- **Problem statement**:
Retype every entry in its entirety, without alteration.
----
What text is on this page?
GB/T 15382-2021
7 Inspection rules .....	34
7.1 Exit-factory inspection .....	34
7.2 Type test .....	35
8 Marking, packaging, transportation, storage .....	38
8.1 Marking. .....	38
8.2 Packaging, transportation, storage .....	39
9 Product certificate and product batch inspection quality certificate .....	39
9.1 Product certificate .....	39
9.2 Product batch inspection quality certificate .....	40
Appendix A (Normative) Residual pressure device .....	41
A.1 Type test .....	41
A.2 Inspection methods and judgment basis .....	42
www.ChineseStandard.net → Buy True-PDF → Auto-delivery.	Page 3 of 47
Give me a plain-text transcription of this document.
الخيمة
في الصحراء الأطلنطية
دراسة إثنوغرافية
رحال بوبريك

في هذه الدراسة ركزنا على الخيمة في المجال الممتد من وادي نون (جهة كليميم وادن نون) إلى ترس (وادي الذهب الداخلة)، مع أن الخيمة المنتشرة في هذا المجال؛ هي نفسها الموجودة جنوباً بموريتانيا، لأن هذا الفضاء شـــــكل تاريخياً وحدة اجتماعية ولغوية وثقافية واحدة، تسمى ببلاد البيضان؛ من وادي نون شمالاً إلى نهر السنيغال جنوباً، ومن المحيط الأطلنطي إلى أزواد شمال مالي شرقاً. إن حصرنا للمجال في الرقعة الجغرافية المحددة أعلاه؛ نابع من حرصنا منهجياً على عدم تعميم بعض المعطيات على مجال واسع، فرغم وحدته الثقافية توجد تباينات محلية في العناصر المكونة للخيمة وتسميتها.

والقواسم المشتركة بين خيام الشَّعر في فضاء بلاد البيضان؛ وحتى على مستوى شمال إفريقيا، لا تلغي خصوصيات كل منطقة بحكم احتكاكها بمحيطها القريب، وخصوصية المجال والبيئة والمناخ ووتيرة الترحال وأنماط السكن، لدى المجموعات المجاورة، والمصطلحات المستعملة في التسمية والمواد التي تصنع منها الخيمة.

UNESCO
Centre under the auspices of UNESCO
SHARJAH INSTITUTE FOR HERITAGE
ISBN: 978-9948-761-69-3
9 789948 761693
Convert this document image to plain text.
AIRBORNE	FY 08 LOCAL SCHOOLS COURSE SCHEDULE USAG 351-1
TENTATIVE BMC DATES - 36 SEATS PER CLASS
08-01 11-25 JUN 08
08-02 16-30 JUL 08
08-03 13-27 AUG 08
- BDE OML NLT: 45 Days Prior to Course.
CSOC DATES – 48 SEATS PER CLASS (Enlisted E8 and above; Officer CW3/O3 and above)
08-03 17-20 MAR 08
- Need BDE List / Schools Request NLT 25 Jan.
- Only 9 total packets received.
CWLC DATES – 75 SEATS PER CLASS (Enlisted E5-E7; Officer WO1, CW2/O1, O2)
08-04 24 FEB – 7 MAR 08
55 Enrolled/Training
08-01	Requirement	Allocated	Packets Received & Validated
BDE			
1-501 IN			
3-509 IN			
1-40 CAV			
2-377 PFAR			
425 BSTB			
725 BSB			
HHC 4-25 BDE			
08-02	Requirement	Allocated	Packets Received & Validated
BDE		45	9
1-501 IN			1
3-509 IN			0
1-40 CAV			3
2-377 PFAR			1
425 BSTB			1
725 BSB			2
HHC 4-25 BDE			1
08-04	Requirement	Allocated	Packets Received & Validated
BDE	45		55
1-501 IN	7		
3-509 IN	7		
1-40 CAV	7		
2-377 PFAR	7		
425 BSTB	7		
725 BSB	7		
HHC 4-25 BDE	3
----
- **Result of the exercise**:
What text is on this page?
GB/T 15382-2021
7 Inspection rules .....	34
7.1 Exit-factory inspection .....	34
7.2 Type test .....	35
8 Marking, packaging, transportation, storage .....	38
8.1 Marking. .....	38
8.2 Packaging, transportation, storage .....	39
9 Product certificate and product batch inspection quality certificate .....	39
9.1 Product certificate .....	39
9.2 Product batch inspection quality certificate .....	40
Appendix A (Normative) Residual pressure device .....	41
A.1 Type test .....	41
A.2 Inspection methods and judgment basis .....	42
www.ChineseStandard.net → Buy True-PDF → Auto-delivery.	Page 3 of 47
Give me a plain-text transcription of this document.
الخيمة
في الصحراء الأطلنطية
دراسة إثنوغرافية
رحال بوبريك

في هذه الدراسة ركزنا على الخيمة في المجال الممتد من وادي نون (جهة كليميم وادن نون) إلى ترس (وادي الذهب الداخلة)، مع أن الخيمة المنتشرة في هذا المجال؛ هي نفسها الموجودة جنوباً بموريتانيا، لأن هذا الفضاء شـــــكل تاريخياً وحدة اجتماعية ولغوية وثقافية واحدة، تسمى ببلاد البيضان؛ من وادي نون شمالاً إلى نهر السنيغال جنوباً، ومن المحيط الأطلنطي إلى أزواد شمال مالي شرقاً. إن حصرنا للمجال في الرقعة الجغرافية المحددة أعلاه؛ نابع من حرصنا منهجياً على عدم تعميم بعض المعطيات على مجال واسع، فرغم وحدته الثقافية توجد تباينات محلية في العناصر المكونة للخيمة وتسميتها.

والقواسم المشتركة بين خيام الشَّعر في فضاء بلاد البيضان؛ وحتى على مستوى شمال إفريقيا، لا تلغي خصوصيات كل منطقة بحكم احتكاكها بمحيطها القريب، وخصوصية المجال والبيئة والمناخ ووتيرة الترحال وأنماط السكن، لدى المجموعات المجاورة، والمصطلحات المستعملة في التسمية والمواد التي تصنع منها الخيمة.

UNESCO
Centre under the auspices of UNESCO
SHARJAH INSTITUTE FOR HERITAGE
ISBN: 978-9948-761-69-3
9 789948 761693
Convert this document image to plain text.
AIRBORNE	FY 08 LOCAL SCHOOLS COURSE SCHEDULE USAG 351-1
TENTATIVE BMC DATES - 36 SEATS PER CLASS
08-01 11-25 JUN 08
08-02 16-30 JUL 08
08-03 13-27 AUG 08
- BDE OML NLT: 45 Days Prior to Course.
CSOC DATES – 48 SEATS PER CLASS (Enlisted E8 and above; Officer CW3/O3 and above)
08-03 17-20 MAR 08
- Need BDE List / Schools Request NLT 25 Jan.
- Only 9 total packets received.
CWLC DATES – 75 SEATS PER CLASS (Enlisted E5-E7; Officer WO1, CW2/O1, O2)
08-04 24 FEB – 7 MAR 08
55 Enrolled/Training
08-01	Requirement	Allocated	Packets Received & Validated
BDE			
1-501 IN			
3-509 IN			
1-40 CAV			
2-377 PFAR			
425 BSTB			
725 BSB			
HHC 4-25 BDE			
08-02	Requirement	Allocated	Packets Received & Validated
BDE		45	9
1-501 IN			1
3-509 IN			0
1-40 CAV			3
2-377 PFAR			1
425 BSTB			1
725 BSB			2
HHC 4-25 BDE			1
08-04	Requirement	Allocated	Packets Received & Validated
BDE	45		55
1-501 IN	7		
3-509 IN	7		
1-40 CAV	7		
2-377 PFAR	7		
425 BSTB	7		
725 BSB	7		
HHC 4-25 BDE	3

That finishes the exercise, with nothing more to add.